(Extracted data entries)
------

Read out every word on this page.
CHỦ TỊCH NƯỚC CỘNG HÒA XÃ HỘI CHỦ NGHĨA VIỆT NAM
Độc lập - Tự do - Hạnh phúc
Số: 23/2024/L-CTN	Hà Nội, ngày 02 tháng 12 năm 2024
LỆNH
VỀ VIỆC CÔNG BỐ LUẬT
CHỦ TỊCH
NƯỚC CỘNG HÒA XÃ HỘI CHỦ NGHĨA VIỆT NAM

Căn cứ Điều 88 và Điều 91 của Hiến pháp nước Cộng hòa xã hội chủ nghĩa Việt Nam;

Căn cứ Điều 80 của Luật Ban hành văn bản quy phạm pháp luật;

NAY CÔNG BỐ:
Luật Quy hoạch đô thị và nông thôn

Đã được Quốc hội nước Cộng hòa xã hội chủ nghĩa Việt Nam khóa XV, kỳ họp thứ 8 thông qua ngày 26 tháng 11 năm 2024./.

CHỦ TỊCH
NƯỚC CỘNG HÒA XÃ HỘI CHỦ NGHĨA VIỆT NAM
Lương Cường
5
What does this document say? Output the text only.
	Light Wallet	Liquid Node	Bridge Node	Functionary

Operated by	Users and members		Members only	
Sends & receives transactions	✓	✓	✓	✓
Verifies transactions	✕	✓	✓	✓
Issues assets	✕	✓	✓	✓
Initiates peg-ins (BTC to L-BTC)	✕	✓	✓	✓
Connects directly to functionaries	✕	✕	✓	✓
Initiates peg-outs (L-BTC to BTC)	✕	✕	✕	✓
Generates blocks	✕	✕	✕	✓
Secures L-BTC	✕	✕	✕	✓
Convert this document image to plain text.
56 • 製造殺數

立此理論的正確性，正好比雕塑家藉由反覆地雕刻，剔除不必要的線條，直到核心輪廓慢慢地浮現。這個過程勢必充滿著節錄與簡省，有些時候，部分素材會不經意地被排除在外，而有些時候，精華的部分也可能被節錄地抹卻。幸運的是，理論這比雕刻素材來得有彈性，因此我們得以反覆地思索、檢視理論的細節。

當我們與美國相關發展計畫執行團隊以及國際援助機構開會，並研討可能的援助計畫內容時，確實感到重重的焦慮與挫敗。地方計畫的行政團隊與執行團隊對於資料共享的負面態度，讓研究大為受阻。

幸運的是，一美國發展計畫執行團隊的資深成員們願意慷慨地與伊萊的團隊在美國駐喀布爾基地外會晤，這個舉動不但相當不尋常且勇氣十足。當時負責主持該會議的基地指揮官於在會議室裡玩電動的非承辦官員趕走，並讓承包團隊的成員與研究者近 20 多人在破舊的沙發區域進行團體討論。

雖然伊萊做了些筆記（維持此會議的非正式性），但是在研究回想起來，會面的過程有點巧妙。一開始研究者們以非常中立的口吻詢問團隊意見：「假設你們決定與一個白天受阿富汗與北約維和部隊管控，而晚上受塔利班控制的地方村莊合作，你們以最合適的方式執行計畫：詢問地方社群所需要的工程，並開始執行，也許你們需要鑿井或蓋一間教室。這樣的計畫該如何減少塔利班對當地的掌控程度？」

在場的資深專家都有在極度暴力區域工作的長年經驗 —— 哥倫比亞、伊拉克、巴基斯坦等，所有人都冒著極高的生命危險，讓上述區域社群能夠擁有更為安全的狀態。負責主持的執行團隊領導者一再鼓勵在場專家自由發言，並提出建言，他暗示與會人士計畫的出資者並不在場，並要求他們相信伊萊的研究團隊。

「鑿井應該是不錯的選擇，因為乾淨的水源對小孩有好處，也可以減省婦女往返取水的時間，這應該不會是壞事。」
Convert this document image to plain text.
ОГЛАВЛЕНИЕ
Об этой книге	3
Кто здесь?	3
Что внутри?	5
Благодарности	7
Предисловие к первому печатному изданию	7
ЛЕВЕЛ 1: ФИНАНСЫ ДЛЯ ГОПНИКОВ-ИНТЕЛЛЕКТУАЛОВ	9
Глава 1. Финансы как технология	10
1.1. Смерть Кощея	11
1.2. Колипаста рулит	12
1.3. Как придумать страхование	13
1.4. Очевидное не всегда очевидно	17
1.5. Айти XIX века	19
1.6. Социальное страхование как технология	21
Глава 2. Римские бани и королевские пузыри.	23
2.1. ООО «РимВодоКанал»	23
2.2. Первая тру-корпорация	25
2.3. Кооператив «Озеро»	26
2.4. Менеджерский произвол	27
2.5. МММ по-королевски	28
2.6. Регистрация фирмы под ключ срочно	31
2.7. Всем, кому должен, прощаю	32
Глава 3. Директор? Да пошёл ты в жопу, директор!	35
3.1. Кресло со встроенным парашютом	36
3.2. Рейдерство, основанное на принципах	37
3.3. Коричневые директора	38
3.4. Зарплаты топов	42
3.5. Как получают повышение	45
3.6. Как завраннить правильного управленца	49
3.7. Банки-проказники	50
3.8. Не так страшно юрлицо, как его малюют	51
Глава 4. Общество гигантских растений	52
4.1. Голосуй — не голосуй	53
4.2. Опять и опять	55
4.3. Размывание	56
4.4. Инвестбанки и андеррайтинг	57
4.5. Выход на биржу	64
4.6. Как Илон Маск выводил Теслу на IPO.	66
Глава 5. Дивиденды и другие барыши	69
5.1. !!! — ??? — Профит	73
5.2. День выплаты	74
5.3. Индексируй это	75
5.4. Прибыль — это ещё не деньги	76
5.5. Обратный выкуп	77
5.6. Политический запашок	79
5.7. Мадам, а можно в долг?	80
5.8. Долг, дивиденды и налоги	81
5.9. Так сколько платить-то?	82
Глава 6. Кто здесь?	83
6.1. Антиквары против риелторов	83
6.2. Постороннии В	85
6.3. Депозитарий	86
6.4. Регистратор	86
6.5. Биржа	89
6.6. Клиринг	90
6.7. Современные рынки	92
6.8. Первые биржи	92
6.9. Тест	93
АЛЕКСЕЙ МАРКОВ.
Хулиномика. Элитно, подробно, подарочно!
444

------

Stated problem: Gather up every line in the data above that contains the word "this", copying each one.

Answer to the exercise:
Read out every word on this page.
What does this document say? Output the text only.
Convert this document image to plain text.
Convert this document image to plain text.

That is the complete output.